═════ Record list

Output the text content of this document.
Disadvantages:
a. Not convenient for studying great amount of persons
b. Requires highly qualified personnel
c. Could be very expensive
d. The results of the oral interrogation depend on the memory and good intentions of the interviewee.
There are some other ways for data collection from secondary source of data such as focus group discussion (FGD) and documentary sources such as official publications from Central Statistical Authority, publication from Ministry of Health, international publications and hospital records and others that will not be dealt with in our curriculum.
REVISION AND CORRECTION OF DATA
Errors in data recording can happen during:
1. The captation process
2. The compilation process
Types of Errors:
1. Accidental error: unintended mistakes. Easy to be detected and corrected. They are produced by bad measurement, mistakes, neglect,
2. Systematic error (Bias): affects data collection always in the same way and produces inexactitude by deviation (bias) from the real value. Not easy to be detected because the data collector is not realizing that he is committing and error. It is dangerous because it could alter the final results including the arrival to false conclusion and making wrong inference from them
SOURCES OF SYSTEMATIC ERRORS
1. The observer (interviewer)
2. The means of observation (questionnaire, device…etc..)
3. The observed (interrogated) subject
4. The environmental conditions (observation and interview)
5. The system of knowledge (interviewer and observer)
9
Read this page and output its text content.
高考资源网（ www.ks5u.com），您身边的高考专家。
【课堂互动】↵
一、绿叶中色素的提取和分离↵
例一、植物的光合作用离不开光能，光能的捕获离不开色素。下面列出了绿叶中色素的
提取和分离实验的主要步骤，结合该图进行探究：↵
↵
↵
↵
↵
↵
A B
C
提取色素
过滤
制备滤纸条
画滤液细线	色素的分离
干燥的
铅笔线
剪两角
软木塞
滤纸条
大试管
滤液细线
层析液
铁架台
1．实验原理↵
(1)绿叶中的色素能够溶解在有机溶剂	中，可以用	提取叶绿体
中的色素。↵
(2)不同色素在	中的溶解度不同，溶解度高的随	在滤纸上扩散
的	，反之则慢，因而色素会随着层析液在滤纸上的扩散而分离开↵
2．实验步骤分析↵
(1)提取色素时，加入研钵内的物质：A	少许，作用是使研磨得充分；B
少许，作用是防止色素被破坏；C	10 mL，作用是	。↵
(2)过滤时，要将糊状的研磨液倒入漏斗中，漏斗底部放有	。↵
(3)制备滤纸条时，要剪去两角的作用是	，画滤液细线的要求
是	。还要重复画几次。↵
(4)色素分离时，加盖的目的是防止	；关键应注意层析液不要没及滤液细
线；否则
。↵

══════════
═════ Record list

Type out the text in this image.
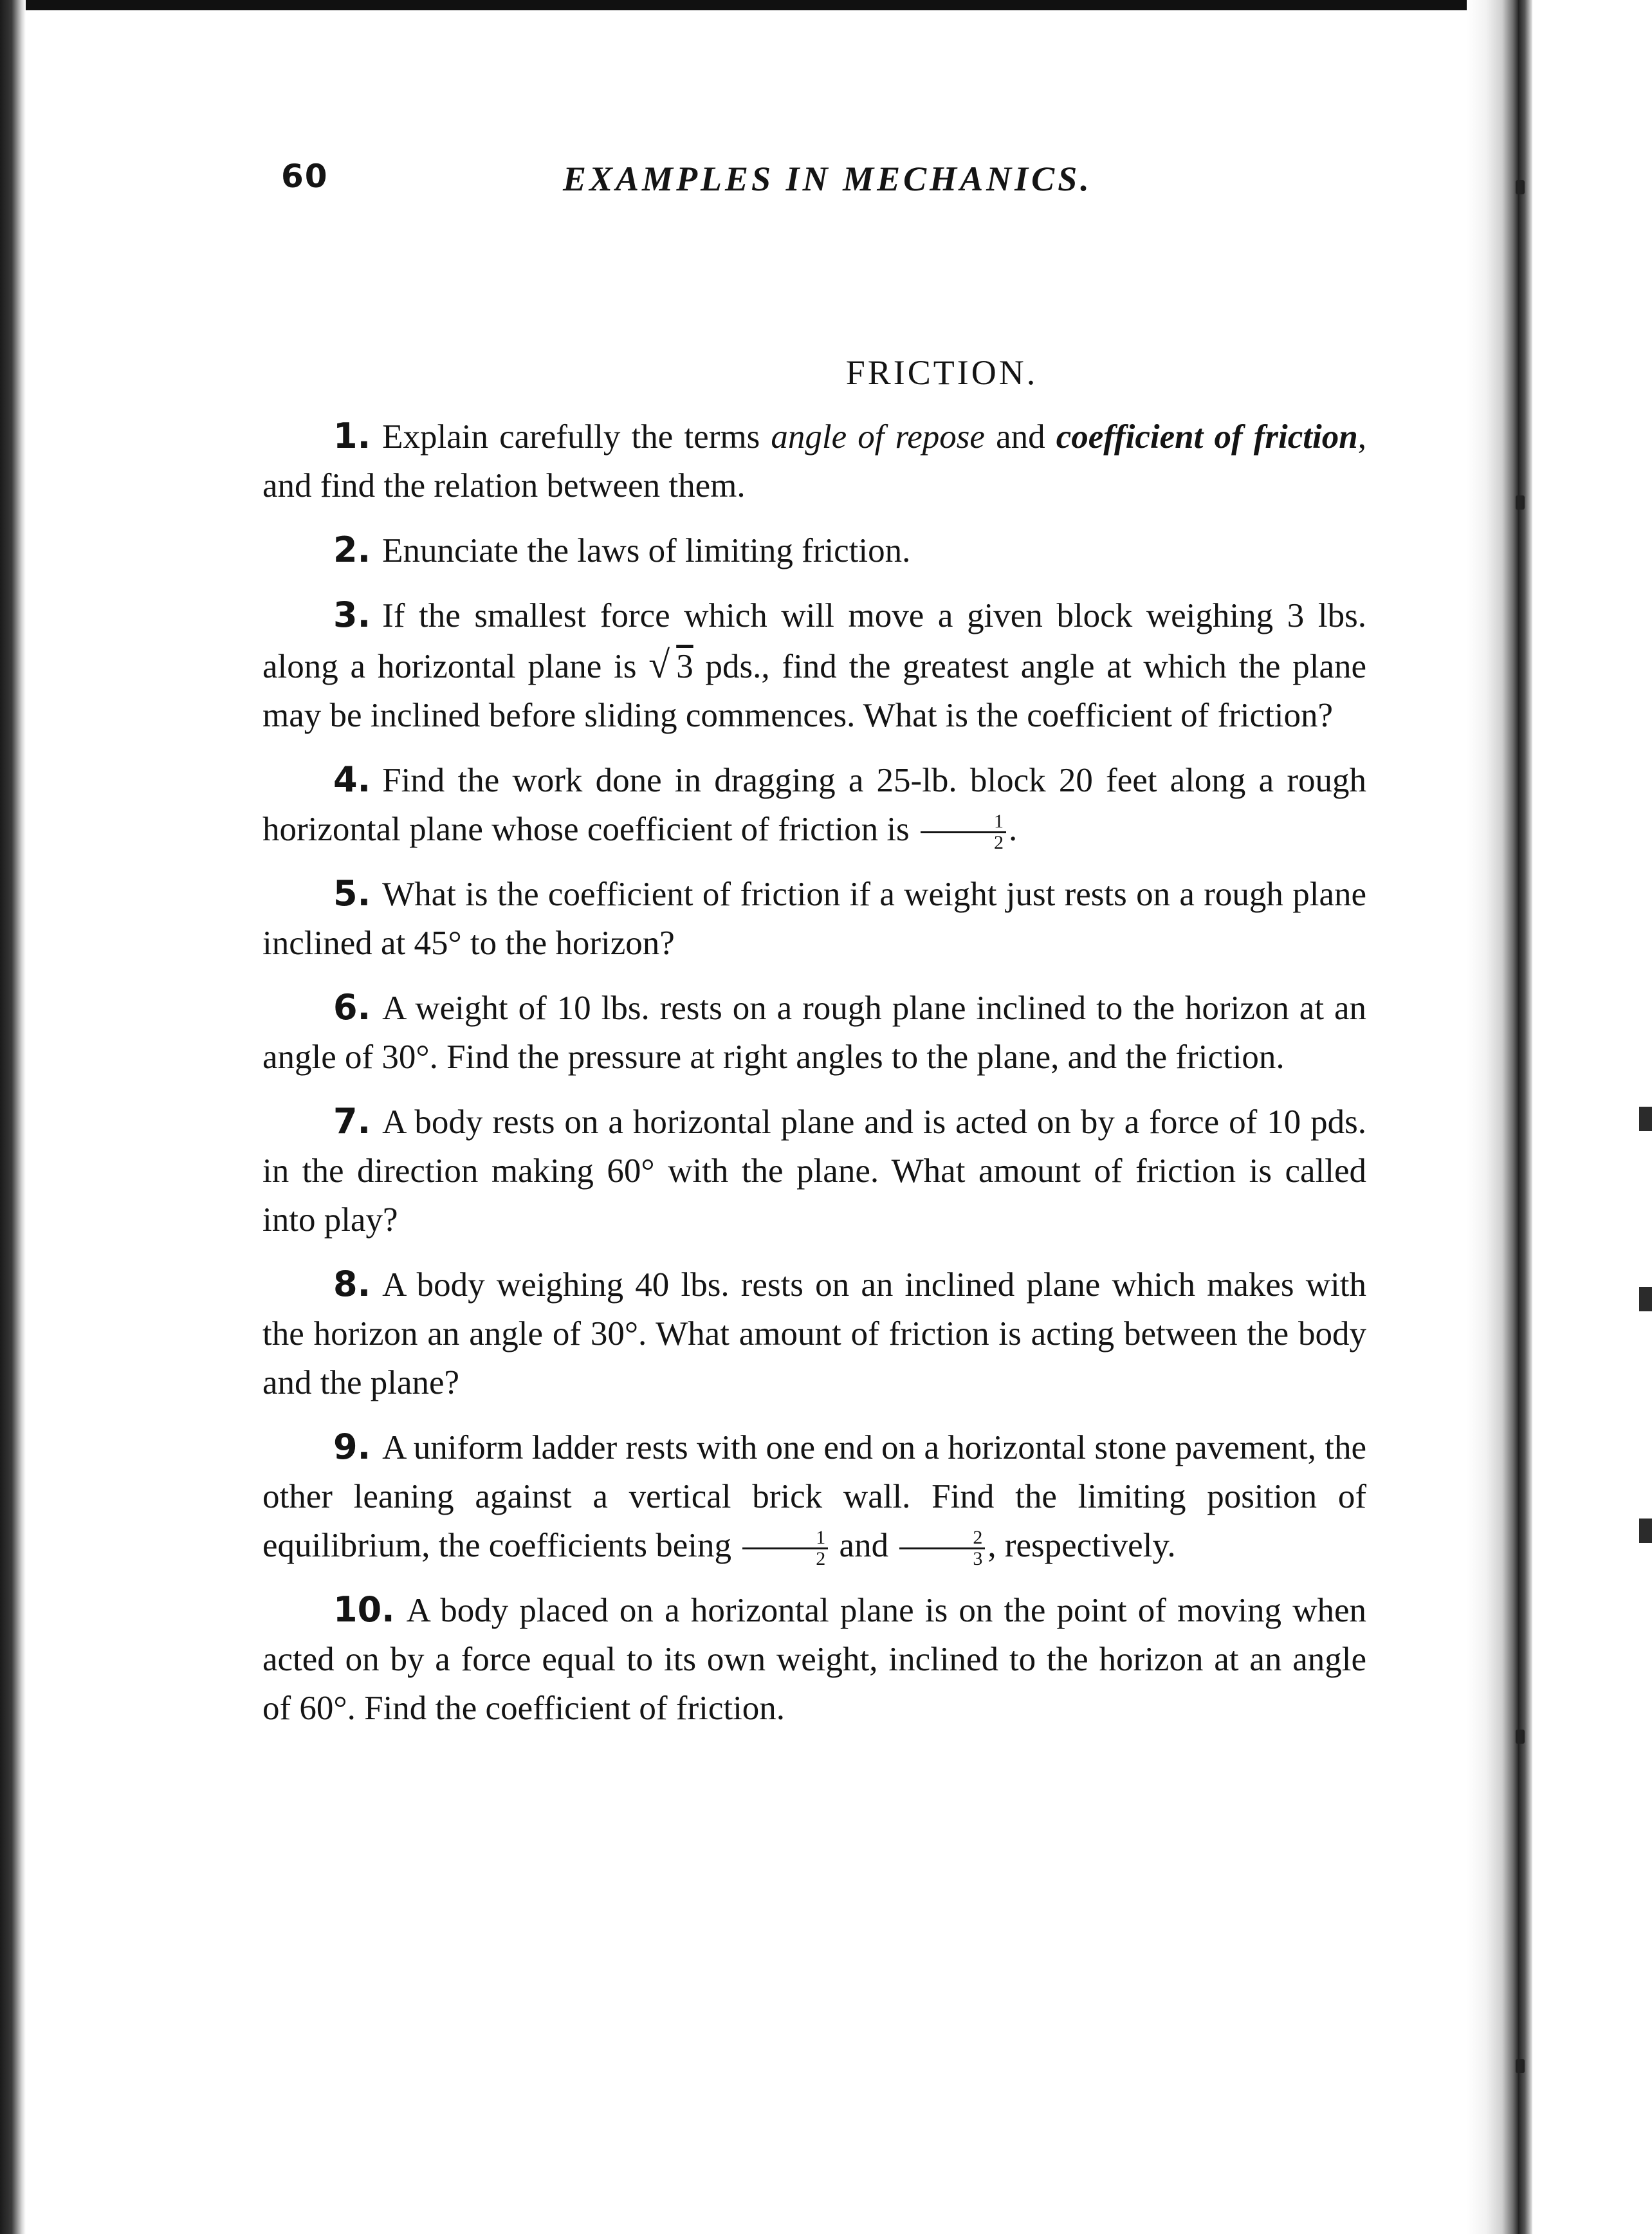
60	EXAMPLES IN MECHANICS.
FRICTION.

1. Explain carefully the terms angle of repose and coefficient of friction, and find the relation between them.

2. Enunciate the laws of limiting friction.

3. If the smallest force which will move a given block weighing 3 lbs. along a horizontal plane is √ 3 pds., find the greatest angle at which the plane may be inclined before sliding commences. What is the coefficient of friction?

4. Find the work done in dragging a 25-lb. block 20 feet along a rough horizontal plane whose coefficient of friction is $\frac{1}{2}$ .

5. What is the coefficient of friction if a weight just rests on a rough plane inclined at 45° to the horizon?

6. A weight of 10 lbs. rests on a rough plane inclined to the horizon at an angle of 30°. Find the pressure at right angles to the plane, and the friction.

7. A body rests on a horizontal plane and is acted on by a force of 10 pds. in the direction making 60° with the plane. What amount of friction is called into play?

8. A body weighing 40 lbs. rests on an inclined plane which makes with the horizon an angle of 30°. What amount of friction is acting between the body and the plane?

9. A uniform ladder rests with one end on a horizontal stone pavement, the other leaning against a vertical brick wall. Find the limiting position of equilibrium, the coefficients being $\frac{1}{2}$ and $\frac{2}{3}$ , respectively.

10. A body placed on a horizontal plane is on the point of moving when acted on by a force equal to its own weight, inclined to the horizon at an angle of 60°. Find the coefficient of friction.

══════════
═════ Record list

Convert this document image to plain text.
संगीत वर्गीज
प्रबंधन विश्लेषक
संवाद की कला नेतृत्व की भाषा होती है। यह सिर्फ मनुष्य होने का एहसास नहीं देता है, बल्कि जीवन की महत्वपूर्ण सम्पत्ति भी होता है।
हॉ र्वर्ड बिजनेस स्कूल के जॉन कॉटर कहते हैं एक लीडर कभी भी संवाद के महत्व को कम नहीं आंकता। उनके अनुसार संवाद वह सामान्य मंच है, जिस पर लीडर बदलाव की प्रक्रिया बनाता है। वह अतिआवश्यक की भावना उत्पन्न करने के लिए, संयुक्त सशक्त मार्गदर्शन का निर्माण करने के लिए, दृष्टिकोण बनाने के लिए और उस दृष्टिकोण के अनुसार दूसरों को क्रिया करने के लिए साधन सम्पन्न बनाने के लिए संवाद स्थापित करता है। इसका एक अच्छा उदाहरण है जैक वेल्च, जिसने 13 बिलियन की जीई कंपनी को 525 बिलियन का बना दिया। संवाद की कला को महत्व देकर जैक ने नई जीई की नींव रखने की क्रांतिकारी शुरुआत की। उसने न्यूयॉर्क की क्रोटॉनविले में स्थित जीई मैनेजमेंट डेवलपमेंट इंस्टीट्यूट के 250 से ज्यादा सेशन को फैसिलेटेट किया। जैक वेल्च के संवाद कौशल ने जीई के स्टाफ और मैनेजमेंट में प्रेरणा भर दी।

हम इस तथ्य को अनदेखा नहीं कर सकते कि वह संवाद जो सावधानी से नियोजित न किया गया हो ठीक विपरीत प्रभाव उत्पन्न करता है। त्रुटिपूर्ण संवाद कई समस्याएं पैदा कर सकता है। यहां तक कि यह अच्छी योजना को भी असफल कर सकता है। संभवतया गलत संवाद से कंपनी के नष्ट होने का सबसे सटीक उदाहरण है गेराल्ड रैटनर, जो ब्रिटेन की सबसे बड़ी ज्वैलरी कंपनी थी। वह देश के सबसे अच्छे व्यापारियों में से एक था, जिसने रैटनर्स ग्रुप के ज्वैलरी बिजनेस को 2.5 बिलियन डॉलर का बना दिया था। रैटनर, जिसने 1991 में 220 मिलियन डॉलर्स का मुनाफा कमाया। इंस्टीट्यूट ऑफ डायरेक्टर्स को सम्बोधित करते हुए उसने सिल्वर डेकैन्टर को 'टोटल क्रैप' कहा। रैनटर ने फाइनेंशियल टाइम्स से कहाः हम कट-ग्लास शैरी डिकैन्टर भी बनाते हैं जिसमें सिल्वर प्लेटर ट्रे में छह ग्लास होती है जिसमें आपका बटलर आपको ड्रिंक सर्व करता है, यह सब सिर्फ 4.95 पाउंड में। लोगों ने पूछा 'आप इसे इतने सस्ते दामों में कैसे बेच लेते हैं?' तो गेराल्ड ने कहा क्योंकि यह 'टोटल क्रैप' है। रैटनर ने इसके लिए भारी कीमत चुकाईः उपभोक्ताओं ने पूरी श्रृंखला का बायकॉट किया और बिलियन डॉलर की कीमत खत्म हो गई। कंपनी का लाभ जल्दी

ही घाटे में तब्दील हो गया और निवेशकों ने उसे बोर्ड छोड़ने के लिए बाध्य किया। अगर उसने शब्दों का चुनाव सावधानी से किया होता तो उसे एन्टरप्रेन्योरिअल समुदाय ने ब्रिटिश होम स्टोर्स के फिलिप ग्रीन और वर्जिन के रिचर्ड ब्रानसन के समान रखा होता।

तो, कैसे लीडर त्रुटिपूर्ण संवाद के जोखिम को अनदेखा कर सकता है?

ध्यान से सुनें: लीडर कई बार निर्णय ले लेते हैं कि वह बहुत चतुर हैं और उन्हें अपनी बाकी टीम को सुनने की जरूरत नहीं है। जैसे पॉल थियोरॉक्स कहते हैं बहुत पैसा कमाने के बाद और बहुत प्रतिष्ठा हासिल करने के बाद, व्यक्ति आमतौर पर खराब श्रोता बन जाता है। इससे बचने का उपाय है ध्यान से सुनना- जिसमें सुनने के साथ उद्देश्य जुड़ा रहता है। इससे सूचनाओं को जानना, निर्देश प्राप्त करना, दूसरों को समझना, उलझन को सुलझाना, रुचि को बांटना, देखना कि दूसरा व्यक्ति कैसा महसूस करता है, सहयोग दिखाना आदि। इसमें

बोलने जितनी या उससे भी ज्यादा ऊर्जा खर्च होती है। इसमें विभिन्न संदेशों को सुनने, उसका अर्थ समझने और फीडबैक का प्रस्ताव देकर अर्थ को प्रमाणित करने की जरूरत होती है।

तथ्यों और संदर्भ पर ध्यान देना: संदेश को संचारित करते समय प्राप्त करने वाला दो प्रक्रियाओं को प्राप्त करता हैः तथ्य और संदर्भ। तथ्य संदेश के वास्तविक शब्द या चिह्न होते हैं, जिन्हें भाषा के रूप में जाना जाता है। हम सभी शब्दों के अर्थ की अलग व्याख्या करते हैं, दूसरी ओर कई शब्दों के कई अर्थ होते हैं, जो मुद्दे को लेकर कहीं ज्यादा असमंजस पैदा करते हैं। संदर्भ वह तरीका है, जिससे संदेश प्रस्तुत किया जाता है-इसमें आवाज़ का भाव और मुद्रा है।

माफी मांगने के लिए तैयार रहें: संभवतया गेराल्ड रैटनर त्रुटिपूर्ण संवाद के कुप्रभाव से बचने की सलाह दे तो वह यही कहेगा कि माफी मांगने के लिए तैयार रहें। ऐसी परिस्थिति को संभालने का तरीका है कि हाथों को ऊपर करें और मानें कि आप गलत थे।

══════════

Scan the material above. Extract every line in which the word "text" occurs.

Output the text content of this document.
Read this page and output its text content.
Type out the text in this image.
Convert this document image to plain text.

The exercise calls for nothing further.